#### ITEMS:

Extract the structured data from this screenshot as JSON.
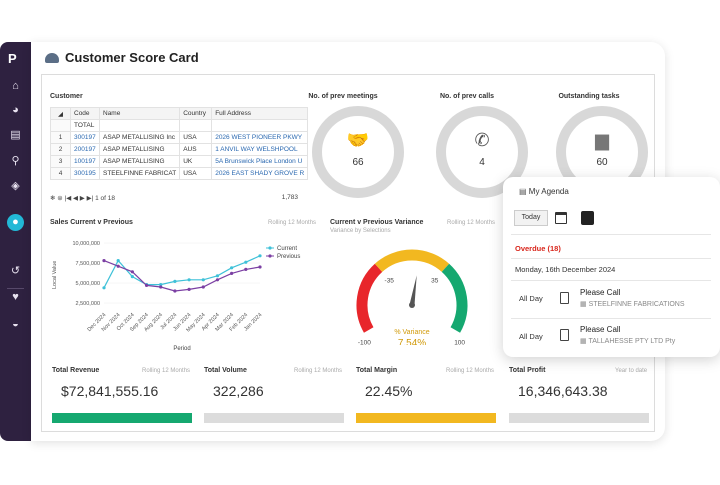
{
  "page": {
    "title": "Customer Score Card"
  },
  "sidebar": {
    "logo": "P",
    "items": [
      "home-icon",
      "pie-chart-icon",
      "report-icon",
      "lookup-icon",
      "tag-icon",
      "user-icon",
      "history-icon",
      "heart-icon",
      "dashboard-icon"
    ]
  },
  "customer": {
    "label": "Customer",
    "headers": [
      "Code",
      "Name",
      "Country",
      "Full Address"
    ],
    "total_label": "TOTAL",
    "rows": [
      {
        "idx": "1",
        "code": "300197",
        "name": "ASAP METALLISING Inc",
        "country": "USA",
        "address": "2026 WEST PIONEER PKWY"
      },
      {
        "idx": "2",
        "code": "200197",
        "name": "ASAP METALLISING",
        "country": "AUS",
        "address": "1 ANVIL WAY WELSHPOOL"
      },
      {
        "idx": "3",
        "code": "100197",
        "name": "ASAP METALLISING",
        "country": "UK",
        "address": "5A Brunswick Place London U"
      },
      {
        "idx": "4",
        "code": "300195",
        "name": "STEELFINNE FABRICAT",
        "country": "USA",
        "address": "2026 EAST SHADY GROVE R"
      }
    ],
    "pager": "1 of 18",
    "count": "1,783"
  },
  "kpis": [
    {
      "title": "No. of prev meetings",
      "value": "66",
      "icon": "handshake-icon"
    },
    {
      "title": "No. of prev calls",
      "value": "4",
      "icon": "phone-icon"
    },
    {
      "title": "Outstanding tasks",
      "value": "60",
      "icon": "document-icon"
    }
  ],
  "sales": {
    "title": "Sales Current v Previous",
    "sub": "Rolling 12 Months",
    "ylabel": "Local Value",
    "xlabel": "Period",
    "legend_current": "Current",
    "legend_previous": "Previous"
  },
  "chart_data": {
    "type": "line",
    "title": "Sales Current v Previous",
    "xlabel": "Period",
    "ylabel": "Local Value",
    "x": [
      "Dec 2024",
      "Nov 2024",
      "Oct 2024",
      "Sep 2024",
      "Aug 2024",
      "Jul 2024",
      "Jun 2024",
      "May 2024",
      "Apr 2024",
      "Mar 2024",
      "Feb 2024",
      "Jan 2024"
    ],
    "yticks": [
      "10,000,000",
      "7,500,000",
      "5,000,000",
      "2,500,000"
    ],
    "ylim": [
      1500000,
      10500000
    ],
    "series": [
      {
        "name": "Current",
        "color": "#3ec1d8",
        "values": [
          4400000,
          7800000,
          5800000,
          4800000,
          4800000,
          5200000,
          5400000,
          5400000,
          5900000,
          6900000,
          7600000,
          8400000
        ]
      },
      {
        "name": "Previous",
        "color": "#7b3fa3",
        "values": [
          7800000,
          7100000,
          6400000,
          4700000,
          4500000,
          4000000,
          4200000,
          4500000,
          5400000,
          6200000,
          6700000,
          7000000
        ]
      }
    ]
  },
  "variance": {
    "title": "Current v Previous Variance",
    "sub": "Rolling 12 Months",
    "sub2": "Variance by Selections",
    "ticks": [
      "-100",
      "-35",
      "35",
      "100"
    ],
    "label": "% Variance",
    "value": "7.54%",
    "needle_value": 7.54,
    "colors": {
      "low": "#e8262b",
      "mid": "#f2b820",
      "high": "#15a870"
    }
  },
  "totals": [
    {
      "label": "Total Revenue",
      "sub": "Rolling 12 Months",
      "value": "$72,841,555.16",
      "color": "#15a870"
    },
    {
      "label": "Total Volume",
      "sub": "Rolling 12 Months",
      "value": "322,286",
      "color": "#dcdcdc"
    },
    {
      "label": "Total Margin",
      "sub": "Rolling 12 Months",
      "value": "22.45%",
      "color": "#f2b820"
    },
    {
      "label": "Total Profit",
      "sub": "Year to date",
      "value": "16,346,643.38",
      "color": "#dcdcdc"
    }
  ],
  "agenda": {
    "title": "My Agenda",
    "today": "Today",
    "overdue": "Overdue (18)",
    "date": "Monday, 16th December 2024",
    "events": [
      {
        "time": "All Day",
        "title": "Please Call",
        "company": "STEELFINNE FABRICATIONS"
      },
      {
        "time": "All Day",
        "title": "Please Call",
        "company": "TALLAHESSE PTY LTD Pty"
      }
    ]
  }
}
==
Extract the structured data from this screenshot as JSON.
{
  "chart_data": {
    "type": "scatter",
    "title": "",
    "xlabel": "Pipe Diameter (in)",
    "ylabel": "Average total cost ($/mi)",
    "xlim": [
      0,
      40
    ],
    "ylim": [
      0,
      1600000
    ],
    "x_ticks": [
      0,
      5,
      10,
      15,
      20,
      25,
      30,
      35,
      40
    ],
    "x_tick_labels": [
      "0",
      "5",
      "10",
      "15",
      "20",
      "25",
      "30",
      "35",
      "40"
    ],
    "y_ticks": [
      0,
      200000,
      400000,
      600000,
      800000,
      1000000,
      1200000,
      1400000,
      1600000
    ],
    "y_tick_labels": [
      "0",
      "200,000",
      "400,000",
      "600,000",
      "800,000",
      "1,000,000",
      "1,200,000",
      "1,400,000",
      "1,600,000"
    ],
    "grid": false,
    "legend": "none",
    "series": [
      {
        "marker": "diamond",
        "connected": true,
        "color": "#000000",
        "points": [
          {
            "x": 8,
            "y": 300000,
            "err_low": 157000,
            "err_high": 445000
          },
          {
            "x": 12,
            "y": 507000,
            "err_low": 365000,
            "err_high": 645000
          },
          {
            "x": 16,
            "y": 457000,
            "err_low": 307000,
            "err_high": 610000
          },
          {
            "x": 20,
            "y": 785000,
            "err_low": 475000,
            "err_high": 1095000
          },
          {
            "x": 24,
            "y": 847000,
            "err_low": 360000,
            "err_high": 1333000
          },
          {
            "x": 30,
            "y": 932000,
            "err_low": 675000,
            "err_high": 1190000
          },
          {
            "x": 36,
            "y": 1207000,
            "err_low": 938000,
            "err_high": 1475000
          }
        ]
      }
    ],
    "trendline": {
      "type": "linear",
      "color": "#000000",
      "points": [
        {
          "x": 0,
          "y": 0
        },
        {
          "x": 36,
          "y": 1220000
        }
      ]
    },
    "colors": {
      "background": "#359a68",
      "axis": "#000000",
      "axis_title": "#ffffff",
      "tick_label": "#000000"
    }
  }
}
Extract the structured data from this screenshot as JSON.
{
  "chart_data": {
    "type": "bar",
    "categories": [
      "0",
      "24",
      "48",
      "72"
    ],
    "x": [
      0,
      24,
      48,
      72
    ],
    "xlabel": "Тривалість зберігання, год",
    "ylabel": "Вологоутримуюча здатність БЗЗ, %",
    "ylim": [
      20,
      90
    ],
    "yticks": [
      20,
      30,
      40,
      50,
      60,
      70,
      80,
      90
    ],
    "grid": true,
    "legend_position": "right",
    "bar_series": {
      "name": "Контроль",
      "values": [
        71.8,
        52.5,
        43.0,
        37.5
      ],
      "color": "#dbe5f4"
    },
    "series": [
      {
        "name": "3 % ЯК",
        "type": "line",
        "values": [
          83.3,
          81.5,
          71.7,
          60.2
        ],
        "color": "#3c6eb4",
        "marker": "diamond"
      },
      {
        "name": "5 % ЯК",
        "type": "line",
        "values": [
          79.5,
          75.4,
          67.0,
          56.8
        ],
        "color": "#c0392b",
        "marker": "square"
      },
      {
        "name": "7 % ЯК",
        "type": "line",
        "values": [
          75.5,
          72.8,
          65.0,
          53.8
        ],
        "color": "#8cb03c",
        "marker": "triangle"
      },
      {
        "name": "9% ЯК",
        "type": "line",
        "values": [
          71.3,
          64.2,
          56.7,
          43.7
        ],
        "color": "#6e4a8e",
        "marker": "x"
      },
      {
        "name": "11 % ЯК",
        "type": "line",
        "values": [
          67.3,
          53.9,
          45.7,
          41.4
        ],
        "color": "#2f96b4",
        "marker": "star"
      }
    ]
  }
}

#### WORK TO DO:
Copy every line in the records above that contains the word "xlabel".

#### THE SOLUTION:
    "xlabel": "Period",
    "xlabel": "Period",
    "xlabel": "Pipe Diameter (in)",
    "xlabel": "Тривалість зберігання, год",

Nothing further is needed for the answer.